• _Task directions_:
Report each line of the data that includes the word "date".

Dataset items
-*-

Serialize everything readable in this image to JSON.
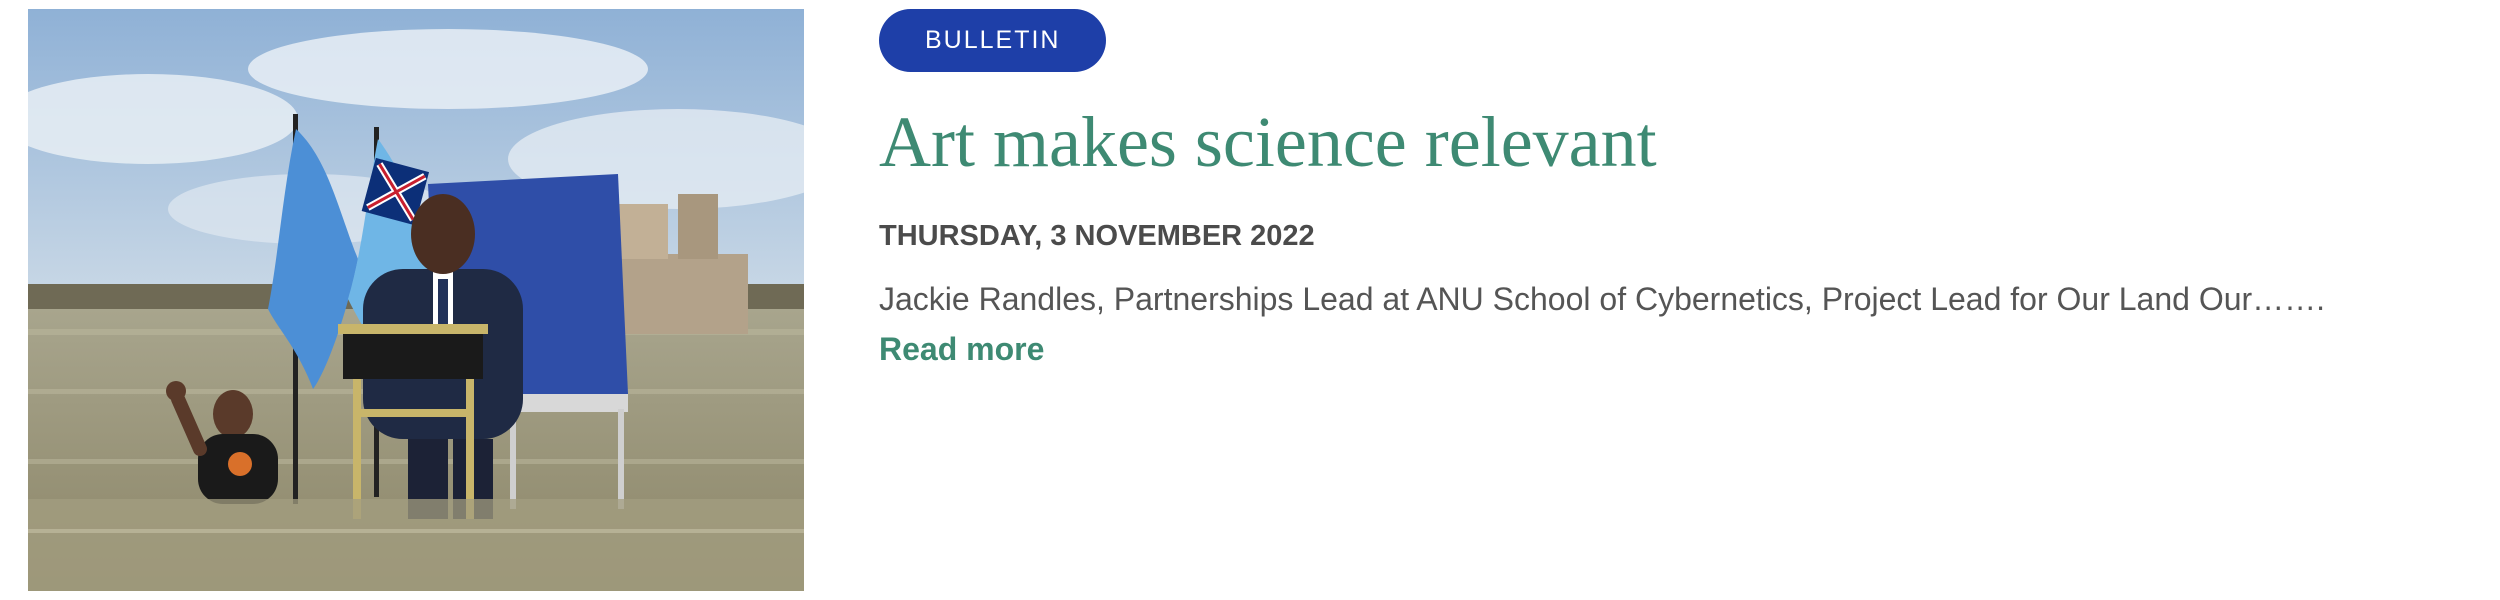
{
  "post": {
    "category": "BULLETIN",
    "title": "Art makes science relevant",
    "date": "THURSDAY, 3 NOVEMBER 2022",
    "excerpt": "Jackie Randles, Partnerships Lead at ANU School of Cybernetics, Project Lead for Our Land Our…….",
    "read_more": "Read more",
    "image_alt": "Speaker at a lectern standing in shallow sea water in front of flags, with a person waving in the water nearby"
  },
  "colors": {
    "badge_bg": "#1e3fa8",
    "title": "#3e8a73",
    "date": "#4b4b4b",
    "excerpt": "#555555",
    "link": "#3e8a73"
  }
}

-*-

• _Exercise solution_:
    "date": "THURSDAY, 3 NOVEMBER 2022",
    "date": "#4b4b4b",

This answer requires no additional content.